Each line below must be set down exactly; omit any image you find.
^^^^^^^^^^^^^^^^
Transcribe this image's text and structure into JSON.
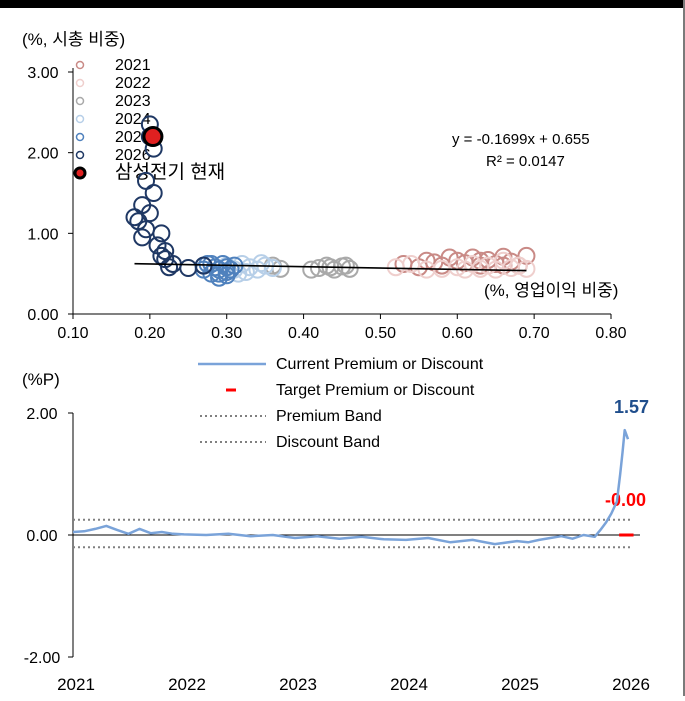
{
  "chart_data": [
    {
      "type": "scatter",
      "ylabel": "(%, 시총 비중)",
      "xlabel": "(%, 영업이익 비중)",
      "xlim": [
        0.1,
        0.8
      ],
      "ylim": [
        0.0,
        3.0
      ],
      "x_ticks": [
        "0.10",
        "0.20",
        "0.30",
        "0.40",
        "0.50",
        "0.60",
        "0.70",
        "0.80"
      ],
      "y_ticks": [
        "3.00",
        "2.00",
        "1.00",
        "0.00"
      ],
      "x_tick_values": [
        0.1,
        0.2,
        0.3,
        0.4,
        0.5,
        0.6,
        0.7,
        0.8
      ],
      "y_tick_values": [
        3.0,
        2.0,
        1.0,
        0.0
      ],
      "legend_position": "top-left",
      "equation": "y = -0.1699x + 0.655",
      "r2": "R² = 0.0147",
      "trendline": {
        "x": [
          0.18,
          0.69
        ],
        "y": [
          0.624,
          0.538
        ]
      },
      "series": [
        {
          "name": "2021",
          "color": "#c98a86",
          "points": [
            [
              0.53,
              0.62
            ],
            [
              0.55,
              0.58
            ],
            [
              0.57,
              0.64
            ],
            [
              0.58,
              0.6
            ],
            [
              0.6,
              0.66
            ],
            [
              0.61,
              0.63
            ],
            [
              0.62,
              0.7
            ],
            [
              0.63,
              0.6
            ],
            [
              0.64,
              0.67
            ],
            [
              0.65,
              0.62
            ],
            [
              0.66,
              0.71
            ],
            [
              0.67,
              0.65
            ],
            [
              0.68,
              0.6
            ],
            [
              0.69,
              0.72
            ],
            [
              0.56,
              0.66
            ],
            [
              0.59,
              0.7
            ],
            [
              0.63,
              0.66
            ],
            [
              0.66,
              0.6
            ]
          ]
        },
        {
          "name": "2022",
          "color": "#efcfcd",
          "points": [
            [
              0.52,
              0.58
            ],
            [
              0.54,
              0.62
            ],
            [
              0.56,
              0.55
            ],
            [
              0.58,
              0.56
            ],
            [
              0.6,
              0.58
            ],
            [
              0.61,
              0.55
            ],
            [
              0.63,
              0.56
            ],
            [
              0.64,
              0.6
            ],
            [
              0.65,
              0.55
            ],
            [
              0.67,
              0.57
            ],
            [
              0.68,
              0.6
            ],
            [
              0.69,
              0.56
            ],
            [
              0.62,
              0.62
            ],
            [
              0.66,
              0.66
            ]
          ]
        },
        {
          "name": "2023",
          "color": "#a9a9a9",
          "points": [
            [
              0.36,
              0.6
            ],
            [
              0.37,
              0.56
            ],
            [
              0.42,
              0.57
            ],
            [
              0.43,
              0.6
            ],
            [
              0.44,
              0.55
            ],
            [
              0.45,
              0.59
            ],
            [
              0.46,
              0.56
            ],
            [
              0.41,
              0.55
            ],
            [
              0.435,
              0.58
            ],
            [
              0.455,
              0.6
            ]
          ]
        },
        {
          "name": "2024",
          "color": "#b7cfe8",
          "points": [
            [
              0.3,
              0.6
            ],
            [
              0.31,
              0.55
            ],
            [
              0.32,
              0.62
            ],
            [
              0.33,
              0.58
            ],
            [
              0.34,
              0.55
            ],
            [
              0.35,
              0.6
            ],
            [
              0.36,
              0.57
            ],
            [
              0.325,
              0.52
            ],
            [
              0.345,
              0.63
            ],
            [
              0.315,
              0.5
            ]
          ]
        },
        {
          "name": "2025",
          "color": "#4f81bd",
          "points": [
            [
              0.27,
              0.6
            ],
            [
              0.28,
              0.62
            ],
            [
              0.29,
              0.55
            ],
            [
              0.29,
              0.5
            ],
            [
              0.3,
              0.58
            ],
            [
              0.3,
              0.52
            ],
            [
              0.31,
              0.6
            ],
            [
              0.28,
              0.5
            ],
            [
              0.27,
              0.55
            ],
            [
              0.295,
              0.62
            ],
            [
              0.285,
              0.58
            ],
            [
              0.305,
              0.55
            ],
            [
              0.275,
              0.62
            ],
            [
              0.29,
              0.45
            ],
            [
              0.3,
              0.48
            ]
          ]
        },
        {
          "name": "2026",
          "color": "#1f3864",
          "points": [
            [
              0.18,
              1.2
            ],
            [
              0.185,
              1.15
            ],
            [
              0.19,
              1.35
            ],
            [
              0.19,
              0.95
            ],
            [
              0.195,
              1.05
            ],
            [
              0.2,
              1.25
            ],
            [
              0.205,
              1.5
            ],
            [
              0.21,
              0.85
            ],
            [
              0.215,
              0.72
            ],
            [
              0.22,
              0.68
            ],
            [
              0.225,
              0.58
            ],
            [
              0.23,
              0.62
            ],
            [
              0.25,
              0.57
            ],
            [
              0.27,
              0.6
            ],
            [
              0.2,
              2.35
            ],
            [
              0.2,
              2.2
            ],
            [
              0.205,
              2.05
            ],
            [
              0.195,
              1.65
            ],
            [
              0.215,
              1.0
            ],
            [
              0.22,
              0.78
            ]
          ]
        },
        {
          "name": "삼성전기 현재",
          "color": "#000000",
          "fill": "#e02020",
          "points": [
            [
              0.204,
              2.2
            ]
          ]
        }
      ]
    },
    {
      "type": "line",
      "ylabel": "(%P)",
      "xlim": [
        2021.0,
        2026.0
      ],
      "ylim": [
        -2.0,
        2.0
      ],
      "x_ticks": [
        "2021",
        "2022",
        "2023",
        "2024",
        "2025",
        "2026"
      ],
      "y_ticks": [
        "2.00",
        "0.00",
        "-2.00"
      ],
      "x_tick_values": [
        2021,
        2022,
        2023,
        2024,
        2025,
        2026
      ],
      "y_tick_values": [
        2.0,
        0.0,
        -2.0
      ],
      "legend_position": "top-center",
      "end_label_current": "1.57",
      "end_label_target": "-0.00",
      "series": [
        {
          "name": "Current Premium or Discount",
          "color": "#7aa3d9",
          "x": [
            2021.0,
            2021.1,
            2021.2,
            2021.3,
            2021.4,
            2021.5,
            2021.6,
            2021.7,
            2021.8,
            2021.9,
            2022.0,
            2022.2,
            2022.4,
            2022.6,
            2022.8,
            2023.0,
            2023.2,
            2023.4,
            2023.6,
            2023.8,
            2024.0,
            2024.2,
            2024.4,
            2024.6,
            2024.8,
            2025.0,
            2025.1,
            2025.2,
            2025.3,
            2025.4,
            2025.5,
            2025.6,
            2025.7,
            2025.75,
            2025.8,
            2025.85,
            2025.9,
            2025.93,
            2025.95,
            2025.97,
            2026.0
          ],
          "y": [
            0.05,
            0.06,
            0.1,
            0.15,
            0.08,
            0.02,
            0.1,
            0.03,
            0.05,
            0.02,
            0.01,
            0.0,
            0.02,
            -0.02,
            0.0,
            -0.05,
            -0.02,
            -0.06,
            -0.03,
            -0.07,
            -0.08,
            -0.05,
            -0.12,
            -0.08,
            -0.15,
            -0.1,
            -0.12,
            -0.08,
            -0.05,
            -0.02,
            -0.06,
            0.0,
            -0.03,
            0.08,
            0.2,
            0.35,
            0.55,
            1.0,
            1.35,
            1.72,
            1.57
          ]
        },
        {
          "name": "Target Premium or Discount",
          "color": "#ff0000",
          "value": 0.0,
          "x_range": [
            2025.92,
            2026.05
          ]
        },
        {
          "name": "Premium Band",
          "color": "#808080",
          "value": 0.25
        },
        {
          "name": "Discount Band",
          "color": "#808080",
          "value": -0.2
        }
      ]
    }
  ]
}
^^^^^^^^^^^^^^^^
◆ **WRITTEN RESPONSE**
Transcribe this image's text and structure into JSON.
{
  "chart_data": [
    {
      "type": "scatter",
      "ylabel": "(%, 시총 비중)",
      "xlabel": "(%, 영업이익 비중)",
      "xlim": [
        0.1,
        0.8
      ],
      "ylim": [
        0.0,
        3.0
      ],
      "x_ticks": [
        "0.10",
        "0.20",
        "0.30",
        "0.40",
        "0.50",
        "0.60",
        "0.70",
        "0.80"
      ],
      "y_ticks": [
        "3.00",
        "2.00",
        "1.00",
        "0.00"
      ],
      "x_tick_values": [
        0.1,
        0.2,
        0.3,
        0.4,
        0.5,
        0.6,
        0.7,
        0.8
      ],
      "y_tick_values": [
        3.0,
        2.0,
        1.0,
        0.0
      ],
      "legend_position": "top-left",
      "equation": "y = -0.1699x + 0.655",
      "r2": "R² = 0.0147",
      "trendline": {
        "x": [
          0.18,
          0.69
        ],
        "y": [
          0.624,
          0.538
        ]
      },
      "series": [
        {
          "name": "2021",
          "color": "#c98a86",
          "points": [
            [
              0.53,
              0.62
            ],
            [
              0.55,
              0.58
            ],
            [
              0.57,
              0.64
            ],
            [
              0.58,
              0.6
            ],
            [
              0.6,
              0.66
            ],
            [
              0.61,
              0.63
            ],
            [
              0.62,
              0.7
            ],
            [
              0.63,
              0.6
            ],
            [
              0.64,
              0.67
            ],
            [
              0.65,
              0.62
            ],
            [
              0.66,
              0.71
            ],
            [
              0.67,
              0.65
            ],
            [
              0.68,
              0.6
            ],
            [
              0.69,
              0.72
            ],
            [
              0.56,
              0.66
            ],
            [
              0.59,
              0.7
            ],
            [
              0.63,
              0.66
            ],
            [
              0.66,
              0.6
            ]
          ]
        },
        {
          "name": "2022",
          "color": "#efcfcd",
          "points": [
            [
              0.52,
              0.58
            ],
            [
              0.54,
              0.62
            ],
            [
              0.56,
              0.55
            ],
            [
              0.58,
              0.56
            ],
            [
              0.6,
              0.58
            ],
            [
              0.61,
              0.55
            ],
            [
              0.63,
              0.56
            ],
            [
              0.64,
              0.6
            ],
            [
              0.65,
              0.55
            ],
            [
              0.67,
              0.57
            ],
            [
              0.68,
              0.6
            ],
            [
              0.69,
              0.56
            ],
            [
              0.62,
              0.62
            ],
            [
              0.66,
              0.66
            ]
          ]
        },
        {
          "name": "2023",
          "color": "#a9a9a9",
          "points": [
            [
              0.36,
              0.6
            ],
            [
              0.37,
              0.56
            ],
            [
              0.42,
              0.57
            ],
            [
              0.43,
              0.6
            ],
            [
              0.44,
              0.55
            ],
            [
              0.45,
              0.59
            ],
            [
              0.46,
              0.56
            ],
            [
              0.41,
              0.55
            ],
            [
              0.435,
              0.58
            ],
            [
              0.455,
              0.6
            ]
          ]
        },
        {
          "name": "2024",
          "color": "#b7cfe8",
          "points": [
            [
              0.3,
              0.6
            ],
            [
              0.31,
              0.55
            ],
            [
              0.32,
              0.62
            ],
            [
              0.33,
              0.58
            ],
            [
              0.34,
              0.55
            ],
            [
              0.35,
              0.6
            ],
            [
              0.36,
              0.57
            ],
            [
              0.325,
              0.52
            ],
            [
              0.345,
              0.63
            ],
            [
              0.315,
              0.5
            ]
          ]
        },
        {
          "name": "2025",
          "color": "#4f81bd",
          "points": [
            [
              0.27,
              0.6
            ],
            [
              0.28,
              0.62
            ],
            [
              0.29,
              0.55
            ],
            [
              0.29,
              0.5
            ],
            [
              0.3,
              0.58
            ],
            [
              0.3,
              0.52
            ],
            [
              0.31,
              0.6
            ],
            [
              0.28,
              0.5
            ],
            [
              0.27,
              0.55
            ],
            [
              0.295,
              0.62
            ],
            [
              0.285,
              0.58
            ],
            [
              0.305,
              0.55
            ],
            [
              0.275,
              0.62
            ],
            [
              0.29,
              0.45
            ],
            [
              0.3,
              0.48
            ]
          ]
        },
        {
          "name": "2026",
          "color": "#1f3864",
          "points": [
            [
              0.18,
              1.2
            ],
            [
              0.185,
              1.15
            ],
            [
              0.19,
              1.35
            ],
            [
              0.19,
              0.95
            ],
            [
              0.195,
              1.05
            ],
            [
              0.2,
              1.25
            ],
            [
              0.205,
              1.5
            ],
            [
              0.21,
              0.85
            ],
            [
              0.215,
              0.72
            ],
            [
              0.22,
              0.68
            ],
            [
              0.225,
              0.58
            ],
            [
              0.23,
              0.62
            ],
            [
              0.25,
              0.57
            ],
            [
              0.27,
              0.6
            ],
            [
              0.2,
              2.35
            ],
            [
              0.2,
              2.2
            ],
            [
              0.205,
              2.05
            ],
            [
              0.195,
              1.65
            ],
            [
              0.215,
              1.0
            ],
            [
              0.22,
              0.78
            ]
          ]
        },
        {
          "name": "삼성전기 현재",
          "color": "#000000",
          "fill": "#e02020",
          "points": [
            [
              0.204,
              2.2
            ]
          ]
        }
      ]
    },
    {
      "type": "line",
      "ylabel": "(%P)",
      "xlim": [
        2021.0,
        2026.0
      ],
      "ylim": [
        -2.0,
        2.0
      ],
      "x_ticks": [
        "2021",
        "2022",
        "2023",
        "2024",
        "2025",
        "2026"
      ],
      "y_ticks": [
        "2.00",
        "0.00",
        "-2.00"
      ],
      "x_tick_values": [
        2021,
        2022,
        2023,
        2024,
        2025,
        2026
      ],
      "y_tick_values": [
        2.0,
        0.0,
        -2.0
      ],
      "legend_position": "top-center",
      "end_label_current": "1.57",
      "end_label_target": "-0.00",
      "series": [
        {
          "name": "Current Premium or Discount",
          "color": "#7aa3d9",
          "x": [
            2021.0,
            2021.1,
            2021.2,
            2021.3,
            2021.4,
            2021.5,
            2021.6,
            2021.7,
            2021.8,
            2021.9,
            2022.0,
            2022.2,
            2022.4,
            2022.6,
            2022.8,
            2023.0,
            2023.2,
            2023.4,
            2023.6,
            2023.8,
            2024.0,
            2024.2,
            2024.4,
            2024.6,
            2024.8,
            2025.0,
            2025.1,
            2025.2,
            2025.3,
            2025.4,
            2025.5,
            2025.6,
            2025.7,
            2025.75,
            2025.8,
            2025.85,
            2025.9,
            2025.93,
            2025.95,
            2025.97,
            2026.0
          ],
          "y": [
            0.05,
            0.06,
            0.1,
            0.15,
            0.08,
            0.02,
            0.1,
            0.03,
            0.05,
            0.02,
            0.01,
            0.0,
            0.02,
            -0.02,
            0.0,
            -0.05,
            -0.02,
            -0.06,
            -0.03,
            -0.07,
            -0.08,
            -0.05,
            -0.12,
            -0.08,
            -0.15,
            -0.1,
            -0.12,
            -0.08,
            -0.05,
            -0.02,
            -0.06,
            0.0,
            -0.03,
            0.08,
            0.2,
            0.35,
            0.55,
            1.0,
            1.35,
            1.72,
            1.57
          ]
        },
        {
          "name": "Target Premium or Discount",
          "color": "#ff0000",
          "value": 0.0,
          "x_range": [
            2025.92,
            2026.05
          ]
        },
        {
          "name": "Premium Band",
          "color": "#808080",
          "value": 0.25
        },
        {
          "name": "Discount Band",
          "color": "#808080",
          "value": -0.2
        }
      ]
    }
  ]
}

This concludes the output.